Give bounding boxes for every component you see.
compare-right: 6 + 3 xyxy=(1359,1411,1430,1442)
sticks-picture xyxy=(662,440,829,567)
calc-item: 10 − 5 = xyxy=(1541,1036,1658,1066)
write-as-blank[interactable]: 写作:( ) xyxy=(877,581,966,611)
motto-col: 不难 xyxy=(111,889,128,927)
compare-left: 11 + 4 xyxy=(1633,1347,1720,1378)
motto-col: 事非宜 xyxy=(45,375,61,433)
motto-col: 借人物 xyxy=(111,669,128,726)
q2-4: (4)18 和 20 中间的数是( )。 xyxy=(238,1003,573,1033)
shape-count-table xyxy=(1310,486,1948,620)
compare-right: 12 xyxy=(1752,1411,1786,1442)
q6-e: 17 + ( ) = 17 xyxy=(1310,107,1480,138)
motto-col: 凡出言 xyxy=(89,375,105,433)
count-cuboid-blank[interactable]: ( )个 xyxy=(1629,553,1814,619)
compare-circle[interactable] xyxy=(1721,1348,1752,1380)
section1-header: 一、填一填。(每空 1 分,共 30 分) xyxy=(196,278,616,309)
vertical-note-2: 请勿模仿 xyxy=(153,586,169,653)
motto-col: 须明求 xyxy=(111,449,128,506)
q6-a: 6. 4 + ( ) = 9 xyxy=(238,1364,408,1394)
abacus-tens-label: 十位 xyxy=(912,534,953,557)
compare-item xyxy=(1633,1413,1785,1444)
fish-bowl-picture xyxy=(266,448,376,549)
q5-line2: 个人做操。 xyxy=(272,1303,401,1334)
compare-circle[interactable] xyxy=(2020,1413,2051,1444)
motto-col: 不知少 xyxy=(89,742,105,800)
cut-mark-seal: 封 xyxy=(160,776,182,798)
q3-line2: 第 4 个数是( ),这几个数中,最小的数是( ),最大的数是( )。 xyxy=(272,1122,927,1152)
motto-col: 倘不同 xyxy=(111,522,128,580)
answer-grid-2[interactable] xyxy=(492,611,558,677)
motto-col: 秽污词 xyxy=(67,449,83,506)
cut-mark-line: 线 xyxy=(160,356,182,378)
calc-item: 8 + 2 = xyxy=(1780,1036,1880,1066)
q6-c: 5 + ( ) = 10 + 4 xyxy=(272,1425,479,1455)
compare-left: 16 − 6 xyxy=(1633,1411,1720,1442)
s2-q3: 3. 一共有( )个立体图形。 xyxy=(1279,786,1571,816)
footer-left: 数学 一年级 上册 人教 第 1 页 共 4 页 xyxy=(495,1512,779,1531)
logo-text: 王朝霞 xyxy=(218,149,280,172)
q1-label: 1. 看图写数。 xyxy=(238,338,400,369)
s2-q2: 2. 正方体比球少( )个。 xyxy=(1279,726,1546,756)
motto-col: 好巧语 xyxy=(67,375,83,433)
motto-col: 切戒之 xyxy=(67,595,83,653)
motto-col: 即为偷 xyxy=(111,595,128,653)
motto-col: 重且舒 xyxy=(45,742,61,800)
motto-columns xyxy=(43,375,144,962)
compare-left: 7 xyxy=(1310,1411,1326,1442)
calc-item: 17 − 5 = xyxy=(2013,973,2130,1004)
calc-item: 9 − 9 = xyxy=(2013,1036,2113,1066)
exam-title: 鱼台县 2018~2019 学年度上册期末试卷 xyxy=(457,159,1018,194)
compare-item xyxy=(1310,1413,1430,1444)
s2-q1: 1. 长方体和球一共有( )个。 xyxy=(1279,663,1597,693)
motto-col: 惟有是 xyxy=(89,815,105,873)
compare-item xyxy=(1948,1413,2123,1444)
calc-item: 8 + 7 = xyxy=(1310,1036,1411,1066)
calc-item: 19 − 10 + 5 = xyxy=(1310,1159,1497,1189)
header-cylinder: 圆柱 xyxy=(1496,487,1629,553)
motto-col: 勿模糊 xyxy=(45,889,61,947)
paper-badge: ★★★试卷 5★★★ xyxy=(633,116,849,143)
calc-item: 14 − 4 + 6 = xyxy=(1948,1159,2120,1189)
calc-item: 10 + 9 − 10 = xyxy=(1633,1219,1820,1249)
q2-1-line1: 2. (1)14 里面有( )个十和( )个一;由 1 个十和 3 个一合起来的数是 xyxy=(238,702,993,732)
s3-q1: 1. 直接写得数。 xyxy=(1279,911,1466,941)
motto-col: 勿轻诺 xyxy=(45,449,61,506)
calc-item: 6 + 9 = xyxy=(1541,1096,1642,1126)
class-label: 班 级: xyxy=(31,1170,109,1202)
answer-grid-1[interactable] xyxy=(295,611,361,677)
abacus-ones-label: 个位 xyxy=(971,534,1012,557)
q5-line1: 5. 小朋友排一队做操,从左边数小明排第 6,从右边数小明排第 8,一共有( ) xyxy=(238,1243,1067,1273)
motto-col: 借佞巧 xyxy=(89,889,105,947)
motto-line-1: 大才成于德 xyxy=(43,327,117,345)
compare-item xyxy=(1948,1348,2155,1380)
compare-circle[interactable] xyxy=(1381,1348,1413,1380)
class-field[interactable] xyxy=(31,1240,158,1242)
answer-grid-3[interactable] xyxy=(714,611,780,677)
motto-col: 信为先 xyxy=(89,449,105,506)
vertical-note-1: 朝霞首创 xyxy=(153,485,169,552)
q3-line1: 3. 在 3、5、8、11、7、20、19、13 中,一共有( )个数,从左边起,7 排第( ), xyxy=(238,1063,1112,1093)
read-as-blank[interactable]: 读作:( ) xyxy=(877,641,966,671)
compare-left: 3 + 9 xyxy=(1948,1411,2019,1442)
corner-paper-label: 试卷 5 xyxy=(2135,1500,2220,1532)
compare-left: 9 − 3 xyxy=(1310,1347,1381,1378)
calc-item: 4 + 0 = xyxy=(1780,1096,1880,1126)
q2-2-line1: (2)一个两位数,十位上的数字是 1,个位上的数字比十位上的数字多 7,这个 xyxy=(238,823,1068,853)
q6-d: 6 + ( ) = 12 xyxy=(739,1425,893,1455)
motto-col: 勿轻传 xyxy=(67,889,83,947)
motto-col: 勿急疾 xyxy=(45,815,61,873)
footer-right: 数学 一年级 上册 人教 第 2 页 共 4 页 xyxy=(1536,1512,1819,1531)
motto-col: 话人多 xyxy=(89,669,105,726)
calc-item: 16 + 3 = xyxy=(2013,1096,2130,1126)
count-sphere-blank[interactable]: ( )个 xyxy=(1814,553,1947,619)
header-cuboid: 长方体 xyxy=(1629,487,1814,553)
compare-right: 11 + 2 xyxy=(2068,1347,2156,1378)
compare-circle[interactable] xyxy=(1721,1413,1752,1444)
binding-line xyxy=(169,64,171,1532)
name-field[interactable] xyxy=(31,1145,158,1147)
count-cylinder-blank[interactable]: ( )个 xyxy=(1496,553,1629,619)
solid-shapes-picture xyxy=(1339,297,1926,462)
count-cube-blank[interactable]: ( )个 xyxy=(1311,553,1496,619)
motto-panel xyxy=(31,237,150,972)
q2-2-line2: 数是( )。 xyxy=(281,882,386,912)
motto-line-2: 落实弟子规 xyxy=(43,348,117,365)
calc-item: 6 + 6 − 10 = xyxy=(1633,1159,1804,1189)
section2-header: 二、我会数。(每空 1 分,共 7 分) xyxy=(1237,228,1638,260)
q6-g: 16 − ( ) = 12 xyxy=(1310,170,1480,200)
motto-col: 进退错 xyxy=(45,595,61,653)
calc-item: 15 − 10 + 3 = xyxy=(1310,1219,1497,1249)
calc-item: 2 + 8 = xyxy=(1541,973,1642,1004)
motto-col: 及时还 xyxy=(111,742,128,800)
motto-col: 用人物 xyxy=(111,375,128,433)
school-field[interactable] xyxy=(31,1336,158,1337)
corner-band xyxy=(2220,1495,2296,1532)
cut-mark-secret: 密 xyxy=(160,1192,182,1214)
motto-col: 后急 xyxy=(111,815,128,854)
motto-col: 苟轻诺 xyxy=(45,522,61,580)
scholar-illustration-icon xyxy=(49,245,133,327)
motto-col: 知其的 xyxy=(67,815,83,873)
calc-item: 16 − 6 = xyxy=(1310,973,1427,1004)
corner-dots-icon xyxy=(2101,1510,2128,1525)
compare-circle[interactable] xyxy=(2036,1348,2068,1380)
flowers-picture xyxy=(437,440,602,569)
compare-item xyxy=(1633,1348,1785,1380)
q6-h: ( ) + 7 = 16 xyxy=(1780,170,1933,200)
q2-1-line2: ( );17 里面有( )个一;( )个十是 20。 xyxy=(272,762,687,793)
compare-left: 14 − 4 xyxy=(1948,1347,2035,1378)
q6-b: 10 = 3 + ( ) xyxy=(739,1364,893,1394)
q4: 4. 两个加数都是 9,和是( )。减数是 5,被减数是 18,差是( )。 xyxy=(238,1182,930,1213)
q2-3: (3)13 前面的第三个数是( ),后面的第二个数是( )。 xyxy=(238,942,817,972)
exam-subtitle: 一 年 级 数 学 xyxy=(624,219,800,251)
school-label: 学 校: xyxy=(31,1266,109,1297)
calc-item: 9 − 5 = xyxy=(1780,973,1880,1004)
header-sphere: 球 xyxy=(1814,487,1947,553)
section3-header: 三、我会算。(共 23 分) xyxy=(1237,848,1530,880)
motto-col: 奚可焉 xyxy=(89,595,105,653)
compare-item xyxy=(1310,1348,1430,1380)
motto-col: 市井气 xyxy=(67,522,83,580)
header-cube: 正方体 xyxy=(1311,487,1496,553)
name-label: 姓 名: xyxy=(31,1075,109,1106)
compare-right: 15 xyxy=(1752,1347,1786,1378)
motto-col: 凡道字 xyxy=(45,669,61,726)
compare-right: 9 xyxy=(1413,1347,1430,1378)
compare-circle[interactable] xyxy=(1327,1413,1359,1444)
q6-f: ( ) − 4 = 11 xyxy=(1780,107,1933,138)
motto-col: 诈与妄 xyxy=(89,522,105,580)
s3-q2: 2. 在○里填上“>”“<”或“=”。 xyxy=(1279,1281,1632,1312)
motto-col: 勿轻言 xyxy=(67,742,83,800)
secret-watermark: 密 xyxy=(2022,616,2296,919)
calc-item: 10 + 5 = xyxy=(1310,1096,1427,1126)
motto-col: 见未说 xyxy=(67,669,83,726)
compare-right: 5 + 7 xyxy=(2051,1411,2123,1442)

-------

Update the rows from the first one through the line that has "motto-col: 事非宜 xyxy=(45,375,61,433)", replacing "calc-item" with "calc-entry" and keeping everything else the same.

Give bounding boxes for every component you see.
compare-right: 6 + 3 xyxy=(1359,1411,1430,1442)
sticks-picture xyxy=(662,440,829,567)
calc-entry: 10 − 5 = xyxy=(1541,1036,1658,1066)
write-as-blank[interactable]: 写作:( ) xyxy=(877,581,966,611)
motto-col: 不难 xyxy=(111,889,128,927)
compare-left: 11 + 4 xyxy=(1633,1347,1720,1378)
motto-col: 事非宜 xyxy=(45,375,61,433)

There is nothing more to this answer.